Exercise materials:
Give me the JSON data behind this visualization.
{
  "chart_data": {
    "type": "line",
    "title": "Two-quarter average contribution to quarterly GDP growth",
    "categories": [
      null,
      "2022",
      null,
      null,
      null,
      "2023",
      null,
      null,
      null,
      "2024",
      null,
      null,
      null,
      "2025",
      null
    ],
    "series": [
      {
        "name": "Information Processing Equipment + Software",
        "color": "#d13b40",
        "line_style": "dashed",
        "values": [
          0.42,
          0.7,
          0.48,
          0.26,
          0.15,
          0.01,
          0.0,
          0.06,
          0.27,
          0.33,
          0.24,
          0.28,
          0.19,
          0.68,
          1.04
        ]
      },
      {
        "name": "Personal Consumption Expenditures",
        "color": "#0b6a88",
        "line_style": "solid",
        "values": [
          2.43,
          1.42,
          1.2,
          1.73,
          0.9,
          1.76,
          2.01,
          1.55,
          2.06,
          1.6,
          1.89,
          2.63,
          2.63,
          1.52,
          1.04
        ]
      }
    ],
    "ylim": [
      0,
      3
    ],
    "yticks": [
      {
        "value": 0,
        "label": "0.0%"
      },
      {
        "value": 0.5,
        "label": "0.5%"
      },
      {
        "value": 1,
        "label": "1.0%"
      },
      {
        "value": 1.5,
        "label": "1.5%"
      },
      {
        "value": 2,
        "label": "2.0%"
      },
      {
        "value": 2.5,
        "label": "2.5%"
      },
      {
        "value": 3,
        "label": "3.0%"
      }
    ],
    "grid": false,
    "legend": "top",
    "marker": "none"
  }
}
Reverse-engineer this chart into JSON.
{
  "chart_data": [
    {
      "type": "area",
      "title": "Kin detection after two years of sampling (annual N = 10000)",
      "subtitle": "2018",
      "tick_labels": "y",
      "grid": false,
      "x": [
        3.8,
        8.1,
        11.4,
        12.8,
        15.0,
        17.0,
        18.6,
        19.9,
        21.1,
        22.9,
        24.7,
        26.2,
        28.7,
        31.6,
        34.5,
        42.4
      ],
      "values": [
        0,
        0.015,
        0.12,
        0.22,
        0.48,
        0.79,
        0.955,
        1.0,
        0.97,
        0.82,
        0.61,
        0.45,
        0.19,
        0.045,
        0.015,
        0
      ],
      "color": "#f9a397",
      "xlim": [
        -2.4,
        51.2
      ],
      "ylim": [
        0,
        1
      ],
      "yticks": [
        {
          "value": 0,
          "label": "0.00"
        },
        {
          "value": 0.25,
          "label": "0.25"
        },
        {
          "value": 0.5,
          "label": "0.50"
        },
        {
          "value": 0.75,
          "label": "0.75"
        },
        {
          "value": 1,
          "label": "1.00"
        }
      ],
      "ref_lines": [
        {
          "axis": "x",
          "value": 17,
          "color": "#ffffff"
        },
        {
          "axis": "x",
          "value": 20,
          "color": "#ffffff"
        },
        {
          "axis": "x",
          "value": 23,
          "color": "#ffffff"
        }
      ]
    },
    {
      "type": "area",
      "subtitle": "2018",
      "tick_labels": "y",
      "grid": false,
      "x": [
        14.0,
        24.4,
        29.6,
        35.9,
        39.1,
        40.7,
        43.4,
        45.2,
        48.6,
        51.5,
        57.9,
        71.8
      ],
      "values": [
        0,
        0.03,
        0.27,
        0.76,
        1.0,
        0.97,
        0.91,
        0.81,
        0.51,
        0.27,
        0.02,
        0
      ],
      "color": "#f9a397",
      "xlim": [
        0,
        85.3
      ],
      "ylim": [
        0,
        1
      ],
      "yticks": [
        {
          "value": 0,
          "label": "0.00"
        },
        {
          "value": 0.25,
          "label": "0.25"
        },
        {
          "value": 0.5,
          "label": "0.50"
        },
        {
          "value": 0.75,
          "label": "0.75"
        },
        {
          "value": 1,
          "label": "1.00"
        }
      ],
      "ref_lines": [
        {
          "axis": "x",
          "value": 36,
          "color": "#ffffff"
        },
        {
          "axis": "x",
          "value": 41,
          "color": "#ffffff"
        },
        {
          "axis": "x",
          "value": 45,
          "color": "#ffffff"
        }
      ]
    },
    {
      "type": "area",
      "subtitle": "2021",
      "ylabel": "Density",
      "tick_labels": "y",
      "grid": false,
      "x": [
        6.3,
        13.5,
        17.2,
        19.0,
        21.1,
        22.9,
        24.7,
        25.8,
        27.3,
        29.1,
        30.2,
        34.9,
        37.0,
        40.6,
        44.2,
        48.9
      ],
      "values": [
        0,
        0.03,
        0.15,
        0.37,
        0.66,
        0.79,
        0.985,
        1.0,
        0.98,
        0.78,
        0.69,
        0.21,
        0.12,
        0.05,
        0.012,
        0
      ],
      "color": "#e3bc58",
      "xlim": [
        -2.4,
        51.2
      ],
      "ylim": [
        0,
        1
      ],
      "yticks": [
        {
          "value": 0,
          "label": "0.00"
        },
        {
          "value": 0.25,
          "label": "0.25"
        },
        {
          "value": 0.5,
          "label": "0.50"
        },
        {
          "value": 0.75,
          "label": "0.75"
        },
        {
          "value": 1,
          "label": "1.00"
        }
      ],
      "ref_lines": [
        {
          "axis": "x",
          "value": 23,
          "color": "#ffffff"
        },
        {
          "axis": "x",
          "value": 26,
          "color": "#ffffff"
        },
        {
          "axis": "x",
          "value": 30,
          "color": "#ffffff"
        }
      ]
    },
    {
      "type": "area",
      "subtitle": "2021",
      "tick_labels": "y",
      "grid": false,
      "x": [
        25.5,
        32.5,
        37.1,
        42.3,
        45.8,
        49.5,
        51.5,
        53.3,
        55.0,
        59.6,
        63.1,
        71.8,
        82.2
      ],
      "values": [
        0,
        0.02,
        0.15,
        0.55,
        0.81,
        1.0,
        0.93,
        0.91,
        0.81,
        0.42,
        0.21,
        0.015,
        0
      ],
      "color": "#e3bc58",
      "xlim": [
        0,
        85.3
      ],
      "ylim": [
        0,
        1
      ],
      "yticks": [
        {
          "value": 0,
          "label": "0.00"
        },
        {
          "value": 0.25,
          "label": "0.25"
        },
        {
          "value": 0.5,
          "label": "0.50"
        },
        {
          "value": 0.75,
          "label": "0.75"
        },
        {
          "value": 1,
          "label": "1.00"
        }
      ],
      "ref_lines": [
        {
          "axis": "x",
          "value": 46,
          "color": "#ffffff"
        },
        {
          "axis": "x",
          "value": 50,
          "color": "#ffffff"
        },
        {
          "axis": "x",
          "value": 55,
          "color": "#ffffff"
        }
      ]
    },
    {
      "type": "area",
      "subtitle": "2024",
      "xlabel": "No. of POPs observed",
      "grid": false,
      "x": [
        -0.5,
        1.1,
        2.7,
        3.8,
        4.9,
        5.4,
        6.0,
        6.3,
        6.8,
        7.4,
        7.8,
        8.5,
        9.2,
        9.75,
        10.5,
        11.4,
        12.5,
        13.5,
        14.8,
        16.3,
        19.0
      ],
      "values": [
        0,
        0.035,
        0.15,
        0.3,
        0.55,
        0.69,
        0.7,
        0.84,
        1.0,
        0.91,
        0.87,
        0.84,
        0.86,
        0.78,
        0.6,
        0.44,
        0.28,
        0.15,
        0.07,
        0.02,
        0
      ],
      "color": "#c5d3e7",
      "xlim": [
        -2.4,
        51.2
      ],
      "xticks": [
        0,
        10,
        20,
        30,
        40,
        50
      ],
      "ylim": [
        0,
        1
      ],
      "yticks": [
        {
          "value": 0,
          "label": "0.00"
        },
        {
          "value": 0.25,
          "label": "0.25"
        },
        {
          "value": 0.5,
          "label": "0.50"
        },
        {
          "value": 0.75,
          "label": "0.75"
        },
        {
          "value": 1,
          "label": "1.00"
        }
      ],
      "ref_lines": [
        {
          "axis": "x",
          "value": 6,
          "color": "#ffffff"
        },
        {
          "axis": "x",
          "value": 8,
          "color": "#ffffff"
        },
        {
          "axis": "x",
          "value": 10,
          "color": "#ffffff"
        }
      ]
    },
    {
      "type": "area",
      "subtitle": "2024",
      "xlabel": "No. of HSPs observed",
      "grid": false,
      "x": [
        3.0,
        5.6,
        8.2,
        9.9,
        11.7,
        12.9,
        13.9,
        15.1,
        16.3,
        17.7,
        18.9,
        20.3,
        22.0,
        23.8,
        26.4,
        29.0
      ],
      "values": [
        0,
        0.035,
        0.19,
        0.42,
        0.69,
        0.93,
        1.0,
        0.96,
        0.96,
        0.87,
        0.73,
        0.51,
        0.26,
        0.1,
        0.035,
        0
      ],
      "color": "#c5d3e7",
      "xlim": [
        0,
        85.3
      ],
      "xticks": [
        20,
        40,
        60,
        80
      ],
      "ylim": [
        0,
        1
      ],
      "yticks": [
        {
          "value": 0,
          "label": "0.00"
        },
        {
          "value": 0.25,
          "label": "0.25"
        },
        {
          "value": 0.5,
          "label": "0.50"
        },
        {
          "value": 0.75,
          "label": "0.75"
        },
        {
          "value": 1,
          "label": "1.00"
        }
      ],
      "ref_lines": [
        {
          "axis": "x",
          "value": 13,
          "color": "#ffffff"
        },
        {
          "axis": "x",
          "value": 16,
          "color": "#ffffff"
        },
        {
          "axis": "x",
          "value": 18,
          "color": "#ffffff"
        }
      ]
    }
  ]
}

Your goal:
Copy out the lines that hold "name".

Correct response:
        "name": "Information Processing Equipment + Software",
        "name": "Personal Consumption Expenditures",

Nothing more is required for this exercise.